◆ Task goal:
Are you able to retype all the records below exactly?

◆ Material supplied:
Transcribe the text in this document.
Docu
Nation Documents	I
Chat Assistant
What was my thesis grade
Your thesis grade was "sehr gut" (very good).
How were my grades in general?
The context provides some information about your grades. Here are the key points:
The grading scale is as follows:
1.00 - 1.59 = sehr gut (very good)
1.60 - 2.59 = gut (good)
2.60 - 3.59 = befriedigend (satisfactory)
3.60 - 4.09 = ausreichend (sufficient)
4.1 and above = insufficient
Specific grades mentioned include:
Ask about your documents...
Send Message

◆ Result for this task:
Transcribe the text in this document.
Docu
Nation Documents	I
Chat Assistant
What was my thesis grade
Your thesis grade was "sehr gut" (very good).
How were my grades in general?
The context provides some information about your grades. Here are the key points:
The grading scale is as follows:
1.00 - 1.59 = sehr gut (very good)
1.60 - 2.59 = gut (good)
2.60 - 3.59 = befriedigend (satisfactory)
3.60 - 4.09 = ausreichend (sufficient)
4.1 and above = insufficient
Specific grades mentioned include:
Ask about your documents...
Send Message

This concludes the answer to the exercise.